- [TO DO] Pick out all lines with the word "username" from the records that follow.

- [SUPPLIED MATERIAL]
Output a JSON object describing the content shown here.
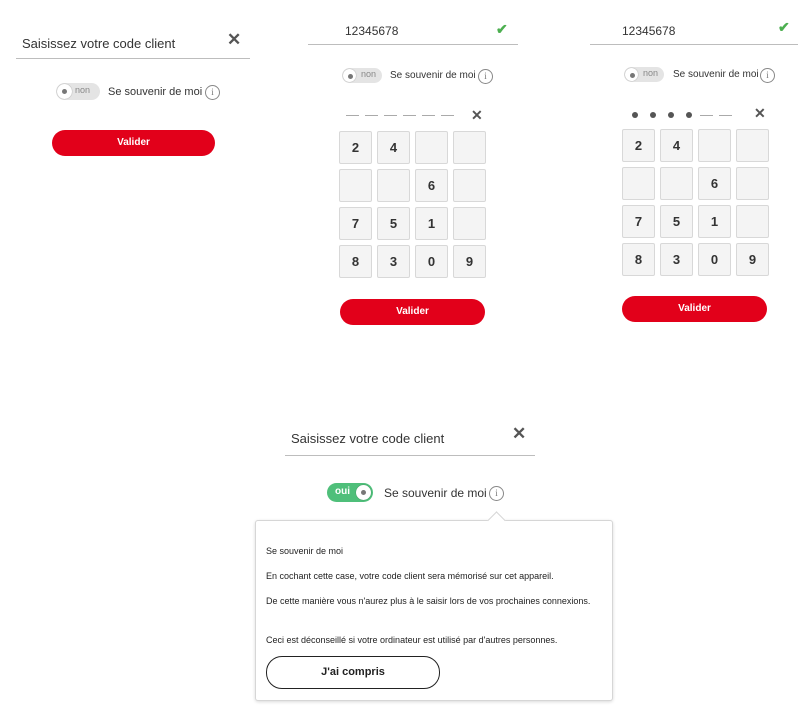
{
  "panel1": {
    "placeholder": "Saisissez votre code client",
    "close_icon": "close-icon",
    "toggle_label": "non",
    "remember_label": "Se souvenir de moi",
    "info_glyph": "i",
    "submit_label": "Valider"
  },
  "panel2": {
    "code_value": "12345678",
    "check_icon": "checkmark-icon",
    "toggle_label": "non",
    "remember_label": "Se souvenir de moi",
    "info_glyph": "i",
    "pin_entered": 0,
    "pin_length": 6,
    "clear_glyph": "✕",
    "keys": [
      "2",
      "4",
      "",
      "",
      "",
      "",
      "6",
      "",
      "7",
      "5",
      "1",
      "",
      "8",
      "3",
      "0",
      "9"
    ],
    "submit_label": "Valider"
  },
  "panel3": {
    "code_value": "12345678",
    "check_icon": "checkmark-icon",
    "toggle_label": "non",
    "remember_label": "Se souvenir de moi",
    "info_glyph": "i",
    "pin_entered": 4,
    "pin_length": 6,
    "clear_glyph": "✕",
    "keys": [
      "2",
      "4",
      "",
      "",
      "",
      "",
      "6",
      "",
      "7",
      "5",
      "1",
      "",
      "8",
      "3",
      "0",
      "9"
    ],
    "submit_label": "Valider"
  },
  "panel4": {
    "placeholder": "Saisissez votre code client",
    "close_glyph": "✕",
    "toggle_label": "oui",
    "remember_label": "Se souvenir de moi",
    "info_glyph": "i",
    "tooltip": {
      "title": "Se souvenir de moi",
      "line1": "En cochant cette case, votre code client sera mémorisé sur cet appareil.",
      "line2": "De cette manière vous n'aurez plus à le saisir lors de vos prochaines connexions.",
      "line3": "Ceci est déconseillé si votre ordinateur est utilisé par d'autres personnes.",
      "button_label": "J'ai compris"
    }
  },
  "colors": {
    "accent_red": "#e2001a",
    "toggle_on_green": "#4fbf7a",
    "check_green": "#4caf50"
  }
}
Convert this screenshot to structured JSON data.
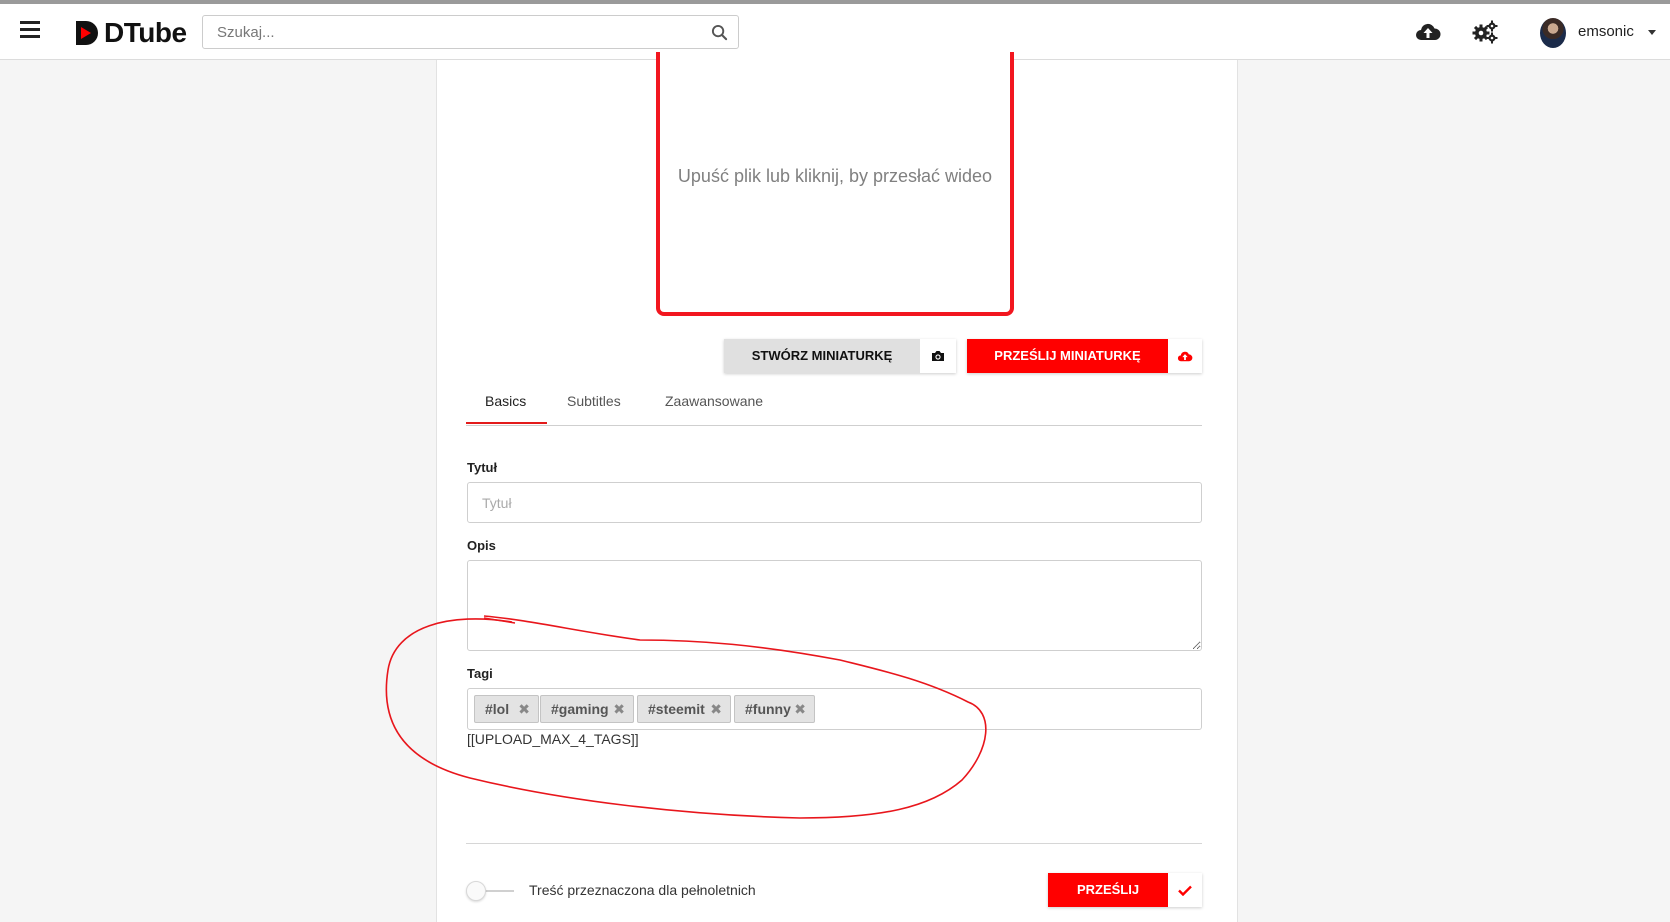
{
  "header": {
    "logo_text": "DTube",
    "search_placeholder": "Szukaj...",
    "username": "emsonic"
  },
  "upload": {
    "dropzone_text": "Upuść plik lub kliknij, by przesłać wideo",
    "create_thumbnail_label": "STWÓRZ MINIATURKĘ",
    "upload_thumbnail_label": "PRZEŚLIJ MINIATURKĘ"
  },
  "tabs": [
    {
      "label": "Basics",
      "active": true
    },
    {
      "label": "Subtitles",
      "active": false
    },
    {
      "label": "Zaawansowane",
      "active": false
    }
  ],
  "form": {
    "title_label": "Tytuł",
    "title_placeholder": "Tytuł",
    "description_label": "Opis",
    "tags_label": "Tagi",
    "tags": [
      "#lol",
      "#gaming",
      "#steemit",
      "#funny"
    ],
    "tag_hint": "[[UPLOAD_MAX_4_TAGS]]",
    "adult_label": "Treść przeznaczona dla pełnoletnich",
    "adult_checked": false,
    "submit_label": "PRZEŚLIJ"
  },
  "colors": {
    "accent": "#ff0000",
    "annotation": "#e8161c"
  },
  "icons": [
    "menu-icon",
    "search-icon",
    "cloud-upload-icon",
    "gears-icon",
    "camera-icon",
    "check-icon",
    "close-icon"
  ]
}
* * *
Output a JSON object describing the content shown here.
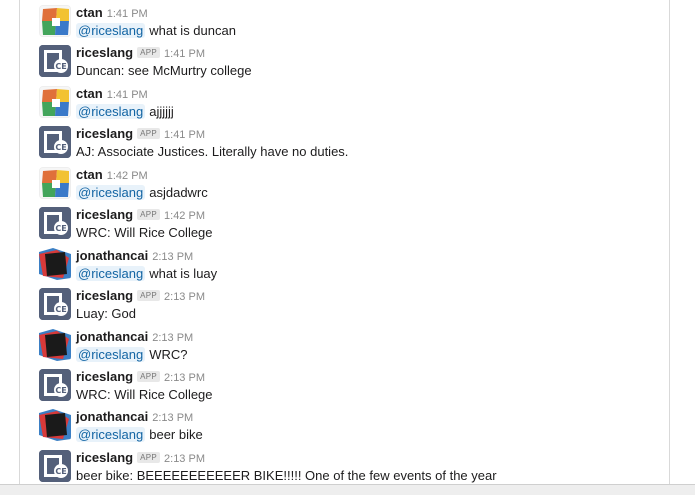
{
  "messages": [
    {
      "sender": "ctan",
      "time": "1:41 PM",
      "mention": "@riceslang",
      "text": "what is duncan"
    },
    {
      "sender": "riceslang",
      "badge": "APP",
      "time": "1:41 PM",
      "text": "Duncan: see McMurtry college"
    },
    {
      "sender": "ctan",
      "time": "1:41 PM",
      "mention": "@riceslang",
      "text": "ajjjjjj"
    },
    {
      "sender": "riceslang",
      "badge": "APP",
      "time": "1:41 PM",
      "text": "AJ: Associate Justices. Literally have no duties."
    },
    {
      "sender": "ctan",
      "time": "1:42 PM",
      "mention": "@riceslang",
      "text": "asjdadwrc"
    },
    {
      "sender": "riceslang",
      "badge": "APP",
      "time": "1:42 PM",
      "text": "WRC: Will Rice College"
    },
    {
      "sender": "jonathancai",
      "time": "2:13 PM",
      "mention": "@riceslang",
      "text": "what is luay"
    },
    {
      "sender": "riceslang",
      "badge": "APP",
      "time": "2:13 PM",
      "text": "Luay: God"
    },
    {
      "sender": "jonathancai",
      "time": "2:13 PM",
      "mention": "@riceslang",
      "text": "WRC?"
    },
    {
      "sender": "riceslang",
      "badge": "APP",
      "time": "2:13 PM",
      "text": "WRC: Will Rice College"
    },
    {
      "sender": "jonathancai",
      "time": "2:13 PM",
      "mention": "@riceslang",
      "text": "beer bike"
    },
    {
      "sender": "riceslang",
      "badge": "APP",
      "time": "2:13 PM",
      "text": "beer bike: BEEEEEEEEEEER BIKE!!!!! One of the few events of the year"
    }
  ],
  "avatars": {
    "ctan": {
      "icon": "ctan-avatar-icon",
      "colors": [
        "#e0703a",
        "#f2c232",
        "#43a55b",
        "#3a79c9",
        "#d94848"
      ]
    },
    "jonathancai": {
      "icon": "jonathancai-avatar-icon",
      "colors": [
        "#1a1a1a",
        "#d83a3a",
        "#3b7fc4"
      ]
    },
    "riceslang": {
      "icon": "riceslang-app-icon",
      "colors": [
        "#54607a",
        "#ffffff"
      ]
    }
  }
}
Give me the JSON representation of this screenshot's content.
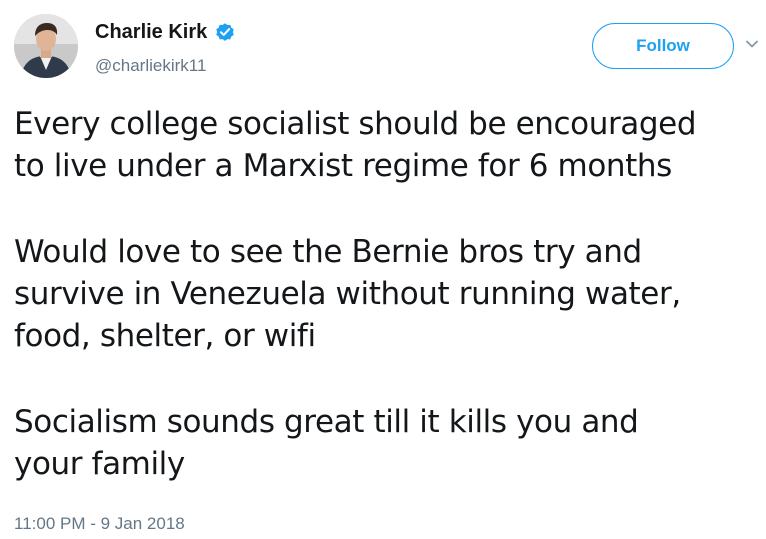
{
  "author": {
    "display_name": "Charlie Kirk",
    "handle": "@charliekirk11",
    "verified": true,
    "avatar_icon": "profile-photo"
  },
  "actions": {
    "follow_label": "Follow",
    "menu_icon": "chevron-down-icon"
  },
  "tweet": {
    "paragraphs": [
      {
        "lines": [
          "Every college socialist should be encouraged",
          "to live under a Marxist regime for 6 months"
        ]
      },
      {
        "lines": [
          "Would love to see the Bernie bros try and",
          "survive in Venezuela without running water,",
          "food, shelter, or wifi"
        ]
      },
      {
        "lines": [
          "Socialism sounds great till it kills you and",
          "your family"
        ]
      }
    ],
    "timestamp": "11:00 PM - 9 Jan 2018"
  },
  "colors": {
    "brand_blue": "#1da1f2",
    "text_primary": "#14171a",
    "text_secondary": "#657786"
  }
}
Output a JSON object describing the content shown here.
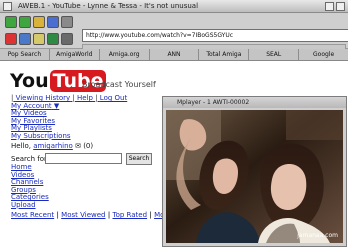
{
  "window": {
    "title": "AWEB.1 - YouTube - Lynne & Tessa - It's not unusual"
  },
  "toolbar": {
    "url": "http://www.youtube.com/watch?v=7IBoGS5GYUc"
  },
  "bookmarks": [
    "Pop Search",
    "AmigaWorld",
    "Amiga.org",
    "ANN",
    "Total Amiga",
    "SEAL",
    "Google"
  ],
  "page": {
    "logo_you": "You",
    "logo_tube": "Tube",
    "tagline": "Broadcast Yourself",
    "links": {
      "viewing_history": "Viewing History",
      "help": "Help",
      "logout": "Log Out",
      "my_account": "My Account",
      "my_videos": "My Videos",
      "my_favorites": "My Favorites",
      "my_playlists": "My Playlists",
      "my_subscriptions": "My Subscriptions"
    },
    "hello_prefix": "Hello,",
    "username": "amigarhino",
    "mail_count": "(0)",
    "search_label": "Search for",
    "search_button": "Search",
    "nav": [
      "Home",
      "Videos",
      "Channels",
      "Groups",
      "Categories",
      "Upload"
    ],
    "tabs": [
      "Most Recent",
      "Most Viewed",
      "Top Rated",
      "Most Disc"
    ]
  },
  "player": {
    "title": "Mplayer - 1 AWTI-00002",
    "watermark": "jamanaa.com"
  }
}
---
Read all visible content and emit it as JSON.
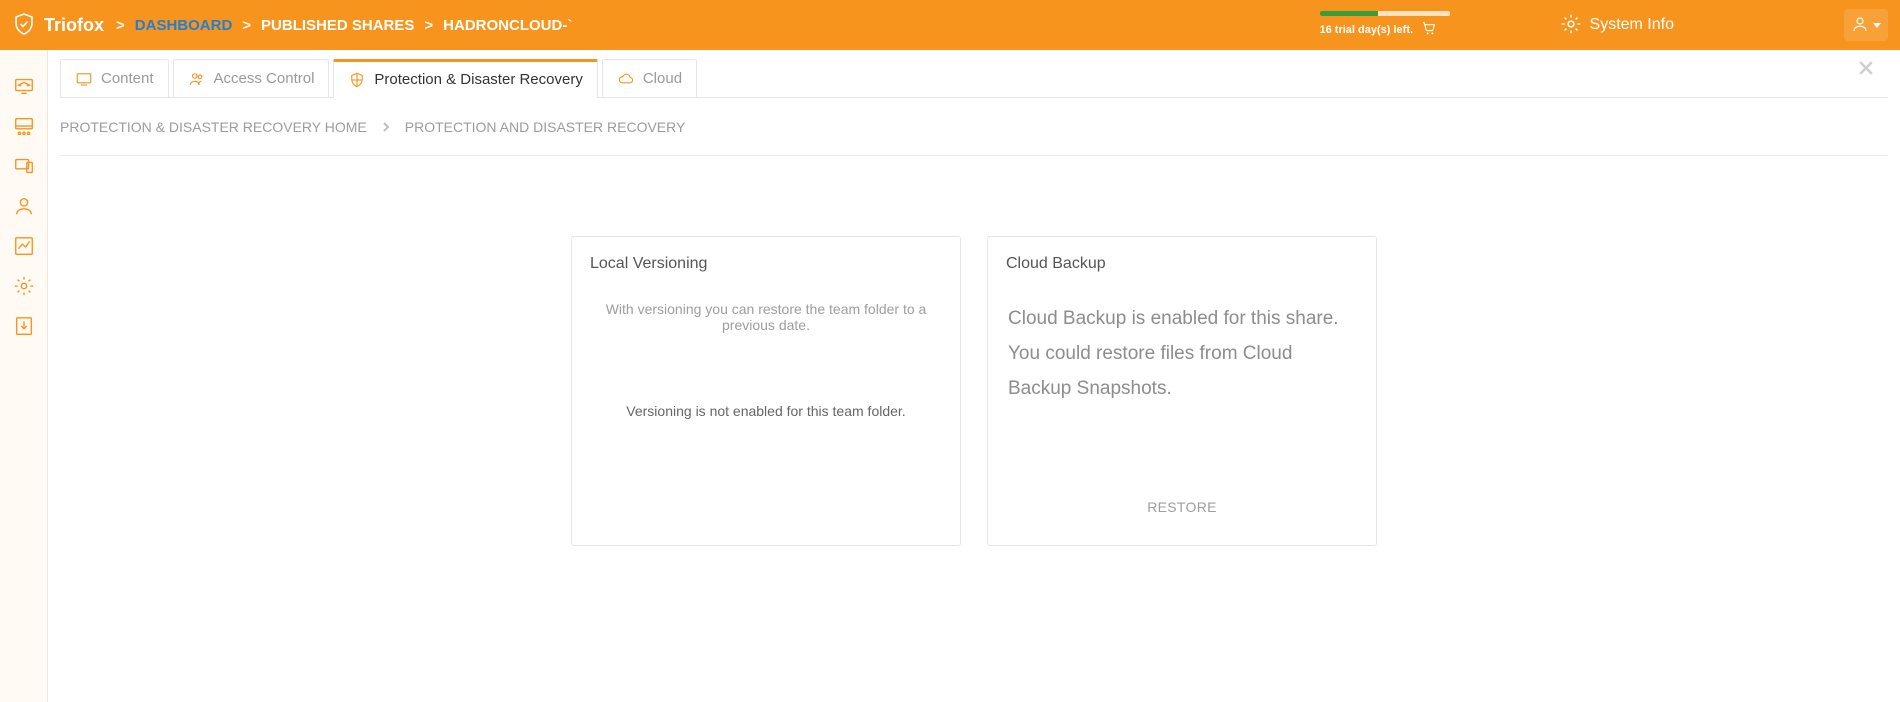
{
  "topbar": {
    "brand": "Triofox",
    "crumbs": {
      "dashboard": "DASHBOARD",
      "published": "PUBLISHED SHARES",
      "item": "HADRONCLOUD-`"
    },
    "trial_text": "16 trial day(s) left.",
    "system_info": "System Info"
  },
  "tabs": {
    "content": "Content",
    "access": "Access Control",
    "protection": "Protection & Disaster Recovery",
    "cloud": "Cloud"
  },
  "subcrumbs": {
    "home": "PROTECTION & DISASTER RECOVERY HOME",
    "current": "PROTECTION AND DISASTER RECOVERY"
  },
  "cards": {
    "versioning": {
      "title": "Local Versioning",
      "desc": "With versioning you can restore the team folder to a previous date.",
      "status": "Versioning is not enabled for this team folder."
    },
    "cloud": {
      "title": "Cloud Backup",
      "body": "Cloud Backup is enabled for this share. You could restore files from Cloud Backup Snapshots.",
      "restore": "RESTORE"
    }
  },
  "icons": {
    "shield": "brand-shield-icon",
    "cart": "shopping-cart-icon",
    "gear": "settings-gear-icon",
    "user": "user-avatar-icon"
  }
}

- [EXERCISE ANSWER]
    "username": "emsonic"
    "username": "amigarhino",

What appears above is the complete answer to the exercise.